— REQUIRED TASK —
Search the material for "теорему" and show all lines that contain it.
BEGIN RAW DATA
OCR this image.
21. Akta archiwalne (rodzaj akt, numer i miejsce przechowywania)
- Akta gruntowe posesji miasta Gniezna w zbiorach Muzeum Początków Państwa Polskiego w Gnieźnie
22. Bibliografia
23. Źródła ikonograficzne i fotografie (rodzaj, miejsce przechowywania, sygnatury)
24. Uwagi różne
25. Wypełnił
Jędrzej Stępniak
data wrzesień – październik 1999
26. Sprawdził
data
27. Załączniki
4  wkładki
END RAW DATA
BEGIN RAW DATA
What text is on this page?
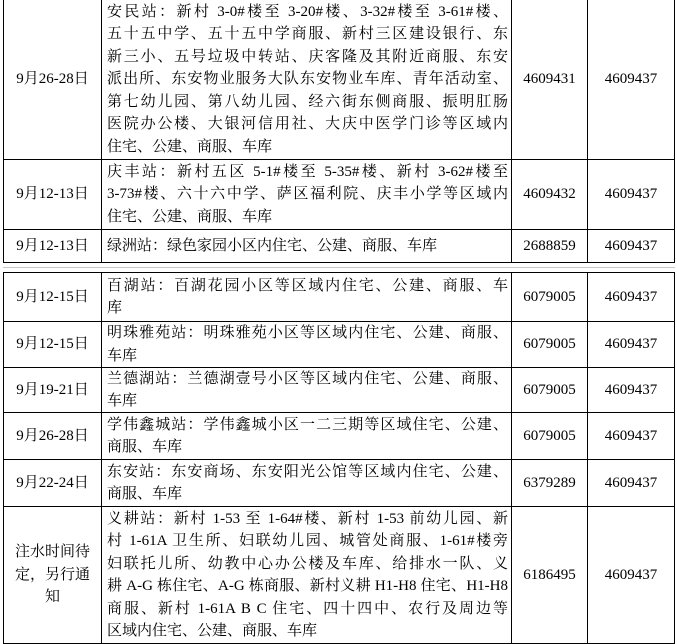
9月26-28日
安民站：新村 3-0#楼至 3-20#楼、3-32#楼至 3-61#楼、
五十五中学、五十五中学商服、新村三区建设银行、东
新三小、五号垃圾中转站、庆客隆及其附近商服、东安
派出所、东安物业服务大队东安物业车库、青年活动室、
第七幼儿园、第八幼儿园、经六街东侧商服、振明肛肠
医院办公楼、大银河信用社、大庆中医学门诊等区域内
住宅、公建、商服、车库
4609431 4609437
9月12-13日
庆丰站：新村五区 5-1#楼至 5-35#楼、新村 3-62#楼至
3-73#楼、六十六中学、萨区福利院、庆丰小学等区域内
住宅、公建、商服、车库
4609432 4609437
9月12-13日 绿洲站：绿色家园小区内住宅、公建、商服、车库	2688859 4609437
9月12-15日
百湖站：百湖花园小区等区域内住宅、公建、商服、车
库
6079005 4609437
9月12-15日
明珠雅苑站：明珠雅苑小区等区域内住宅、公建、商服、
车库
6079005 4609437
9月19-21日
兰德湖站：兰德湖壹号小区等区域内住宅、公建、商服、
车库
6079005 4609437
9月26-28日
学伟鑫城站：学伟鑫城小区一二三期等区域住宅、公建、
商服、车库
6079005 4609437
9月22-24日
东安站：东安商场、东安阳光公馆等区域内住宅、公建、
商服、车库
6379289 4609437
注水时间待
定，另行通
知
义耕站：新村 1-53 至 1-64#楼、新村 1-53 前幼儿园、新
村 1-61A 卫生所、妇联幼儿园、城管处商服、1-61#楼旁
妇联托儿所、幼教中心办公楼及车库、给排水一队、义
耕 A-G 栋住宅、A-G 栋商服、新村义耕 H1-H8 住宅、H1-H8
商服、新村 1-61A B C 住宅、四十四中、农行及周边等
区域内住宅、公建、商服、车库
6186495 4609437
END RAW DATA
BEGIN RAW DATA
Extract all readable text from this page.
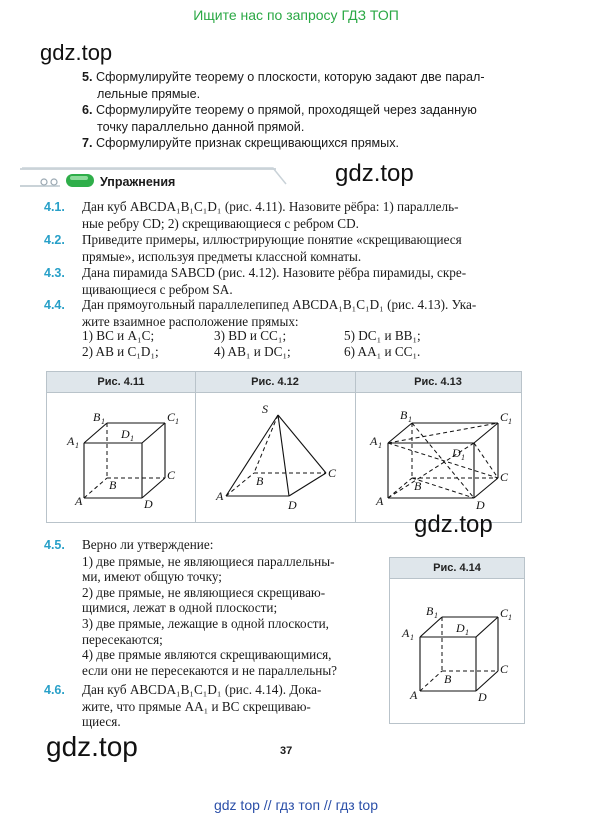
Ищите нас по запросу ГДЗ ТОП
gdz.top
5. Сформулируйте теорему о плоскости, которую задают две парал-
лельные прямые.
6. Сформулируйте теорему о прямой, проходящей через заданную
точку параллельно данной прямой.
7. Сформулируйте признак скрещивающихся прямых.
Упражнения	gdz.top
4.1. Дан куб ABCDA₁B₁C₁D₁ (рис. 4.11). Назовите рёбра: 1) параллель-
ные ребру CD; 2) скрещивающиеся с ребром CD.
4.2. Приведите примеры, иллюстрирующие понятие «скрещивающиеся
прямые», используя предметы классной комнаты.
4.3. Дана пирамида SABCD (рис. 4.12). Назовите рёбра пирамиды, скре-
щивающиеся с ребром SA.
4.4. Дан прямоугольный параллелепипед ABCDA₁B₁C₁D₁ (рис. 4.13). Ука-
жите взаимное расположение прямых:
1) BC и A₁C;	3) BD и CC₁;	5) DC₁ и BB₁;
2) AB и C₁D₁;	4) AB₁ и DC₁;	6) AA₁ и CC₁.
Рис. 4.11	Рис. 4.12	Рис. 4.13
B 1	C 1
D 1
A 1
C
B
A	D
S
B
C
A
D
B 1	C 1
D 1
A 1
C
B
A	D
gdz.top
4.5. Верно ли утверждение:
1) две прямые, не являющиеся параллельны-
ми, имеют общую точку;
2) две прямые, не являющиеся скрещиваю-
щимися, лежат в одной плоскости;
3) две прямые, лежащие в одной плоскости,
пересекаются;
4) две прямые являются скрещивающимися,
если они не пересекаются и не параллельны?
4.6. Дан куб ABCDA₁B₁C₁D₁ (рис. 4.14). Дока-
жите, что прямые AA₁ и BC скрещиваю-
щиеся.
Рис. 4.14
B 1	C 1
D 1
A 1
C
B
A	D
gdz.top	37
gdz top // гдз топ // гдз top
END RAW DATA
— SOLUTION FOR THIS TASK —
5. Сформулируйте теорему о плоскости, которую задают две парал-
6. Сформулируйте теорему о прямой, проходящей через заданную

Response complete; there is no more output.